[Begin RECORDS SUPPLIED]

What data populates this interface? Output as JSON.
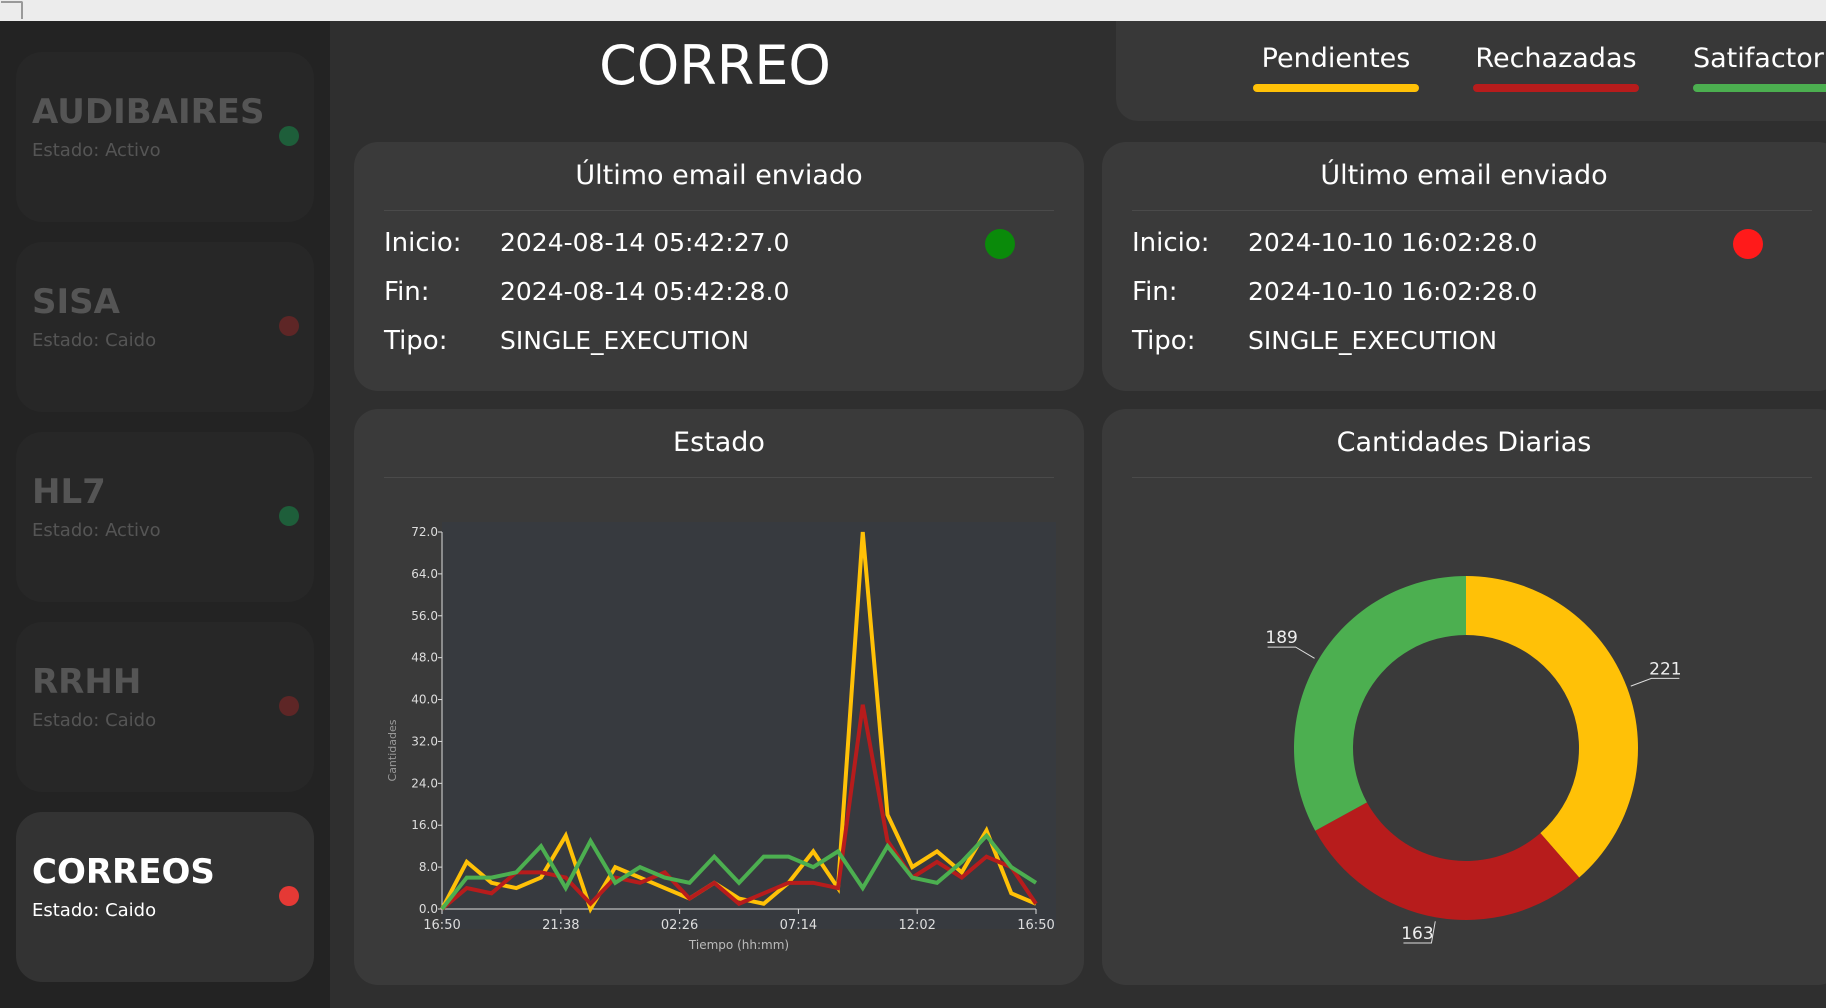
{
  "sidebar": {
    "items": [
      {
        "name": "AUDIBAIRES",
        "status": "Estado: Activo",
        "color": "#1e5e3a"
      },
      {
        "name": "SISA",
        "status": "Estado: Caido",
        "color": "#5e2626"
      },
      {
        "name": "HL7",
        "status": "Estado: Activo",
        "color": "#1e5e3a"
      },
      {
        "name": "RRHH",
        "status": "Estado: Caido",
        "color": "#5e2626"
      },
      {
        "name": "CORREOS",
        "status": "Estado: Caido",
        "color": "#e53935",
        "active": true
      }
    ]
  },
  "header": {
    "title": "CORREO"
  },
  "tabs": [
    {
      "label": "Pendientes",
      "color": "#ffc107"
    },
    {
      "label": "Rechazadas",
      "color": "#b71c1c"
    },
    {
      "label": "Satifactorias",
      "color": "#4caf50"
    }
  ],
  "cards": [
    {
      "title": "Último email enviado",
      "inicio_label": "Inicio:",
      "inicio": "2024-08-14 05:42:27.0",
      "fin_label": "Fin:",
      "fin": "2024-08-14 05:42:28.0",
      "tipo_label": "Tipo:",
      "tipo": "SINGLE_EXECUTION",
      "status_color": "#0a8a0a"
    },
    {
      "title": "Último email enviado",
      "inicio_label": "Inicio:",
      "inicio": "2024-10-10 16:02:28.0",
      "fin_label": "Fin:",
      "fin": "2024-10-10 16:02:28.0",
      "tipo_label": "Tipo:",
      "tipo": "SINGLE_EXECUTION",
      "status_color": "#ff1a1a"
    }
  ],
  "chart_titles": {
    "line": "Estado",
    "donut": "Cantidades Diarias"
  },
  "chart_data": [
    {
      "type": "line",
      "xlabel": "Tiempo (hh:mm)",
      "ylabel": "Cantidades",
      "ylim": [
        0,
        72
      ],
      "yticks": [
        "0.0",
        "8.0",
        "16.0",
        "24.0",
        "32.0",
        "40.0",
        "48.0",
        "56.0",
        "64.0",
        "72.0"
      ],
      "xticks": [
        "16:50",
        "21:38",
        "02:26",
        "07:14",
        "12:02",
        "16:50"
      ],
      "series": [
        {
          "color": "#ffc107",
          "values": [
            0,
            9,
            5,
            4,
            6,
            14,
            0,
            8,
            6,
            4,
            2,
            5,
            2,
            1,
            5,
            11,
            4,
            72,
            18,
            8,
            11,
            7,
            15,
            3,
            1
          ]
        },
        {
          "color": "#b71c1c",
          "values": [
            0,
            4,
            3,
            7,
            7,
            6,
            1,
            6,
            5,
            7,
            2,
            5,
            1,
            3,
            5,
            5,
            4,
            39,
            13,
            6,
            9,
            6,
            10,
            8,
            1
          ]
        },
        {
          "color": "#4caf50",
          "values": [
            0,
            6,
            6,
            7,
            12,
            4,
            13,
            5,
            8,
            6,
            5,
            10,
            5,
            10,
            10,
            8,
            11,
            4,
            12,
            6,
            5,
            9,
            14,
            8,
            5
          ]
        }
      ]
    },
    {
      "type": "pie",
      "donut": true,
      "values": [
        221,
        163,
        189
      ],
      "labels": [
        "221",
        "163",
        "189"
      ],
      "colors": [
        "#ffc107",
        "#b71c1c",
        "#4caf50"
      ]
    }
  ]
}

[End RECORDS SUPPLIED]

EXERCISE PROMPT: All of the data above should be transcribed verbatim, with pictures omitted.

TASK RESPONSE:
What data populates this interface? Output as JSON.
{
  "sidebar": {
    "items": [
      {
        "name": "AUDIBAIRES",
        "status": "Estado: Activo",
        "color": "#1e5e3a"
      },
      {
        "name": "SISA",
        "status": "Estado: Caido",
        "color": "#5e2626"
      },
      {
        "name": "HL7",
        "status": "Estado: Activo",
        "color": "#1e5e3a"
      },
      {
        "name": "RRHH",
        "status": "Estado: Caido",
        "color": "#5e2626"
      },
      {
        "name": "CORREOS",
        "status": "Estado: Caido",
        "color": "#e53935",
        "active": true
      }
    ]
  },
  "header": {
    "title": "CORREO"
  },
  "tabs": [
    {
      "label": "Pendientes",
      "color": "#ffc107"
    },
    {
      "label": "Rechazadas",
      "color": "#b71c1c"
    },
    {
      "label": "Satifactorias",
      "color": "#4caf50"
    }
  ],
  "cards": [
    {
      "title": "Último email enviado",
      "inicio_label": "Inicio:",
      "inicio": "2024-08-14 05:42:27.0",
      "fin_label": "Fin:",
      "fin": "2024-08-14 05:42:28.0",
      "tipo_label": "Tipo:",
      "tipo": "SINGLE_EXECUTION",
      "status_color": "#0a8a0a"
    },
    {
      "title": "Último email enviado",
      "inicio_label": "Inicio:",
      "inicio": "2024-10-10 16:02:28.0",
      "fin_label": "Fin:",
      "fin": "2024-10-10 16:02:28.0",
      "tipo_label": "Tipo:",
      "tipo": "SINGLE_EXECUTION",
      "status_color": "#ff1a1a"
    }
  ],
  "chart_titles": {
    "line": "Estado",
    "donut": "Cantidades Diarias"
  },
  "chart_data": [
    {
      "type": "line",
      "xlabel": "Tiempo (hh:mm)",
      "ylabel": "Cantidades",
      "ylim": [
        0,
        72
      ],
      "yticks": [
        "0.0",
        "8.0",
        "16.0",
        "24.0",
        "32.0",
        "40.0",
        "48.0",
        "56.0",
        "64.0",
        "72.0"
      ],
      "xticks": [
        "16:50",
        "21:38",
        "02:26",
        "07:14",
        "12:02",
        "16:50"
      ],
      "series": [
        {
          "color": "#ffc107",
          "values": [
            0,
            9,
            5,
            4,
            6,
            14,
            0,
            8,
            6,
            4,
            2,
            5,
            2,
            1,
            5,
            11,
            4,
            72,
            18,
            8,
            11,
            7,
            15,
            3,
            1
          ]
        },
        {
          "color": "#b71c1c",
          "values": [
            0,
            4,
            3,
            7,
            7,
            6,
            1,
            6,
            5,
            7,
            2,
            5,
            1,
            3,
            5,
            5,
            4,
            39,
            13,
            6,
            9,
            6,
            10,
            8,
            1
          ]
        },
        {
          "color": "#4caf50",
          "values": [
            0,
            6,
            6,
            7,
            12,
            4,
            13,
            5,
            8,
            6,
            5,
            10,
            5,
            10,
            10,
            8,
            11,
            4,
            12,
            6,
            5,
            9,
            14,
            8,
            5
          ]
        }
      ]
    },
    {
      "type": "pie",
      "donut": true,
      "values": [
        221,
        163,
        189
      ],
      "labels": [
        "221",
        "163",
        "189"
      ],
      "colors": [
        "#ffc107",
        "#b71c1c",
        "#4caf50"
      ]
    }
  ]
}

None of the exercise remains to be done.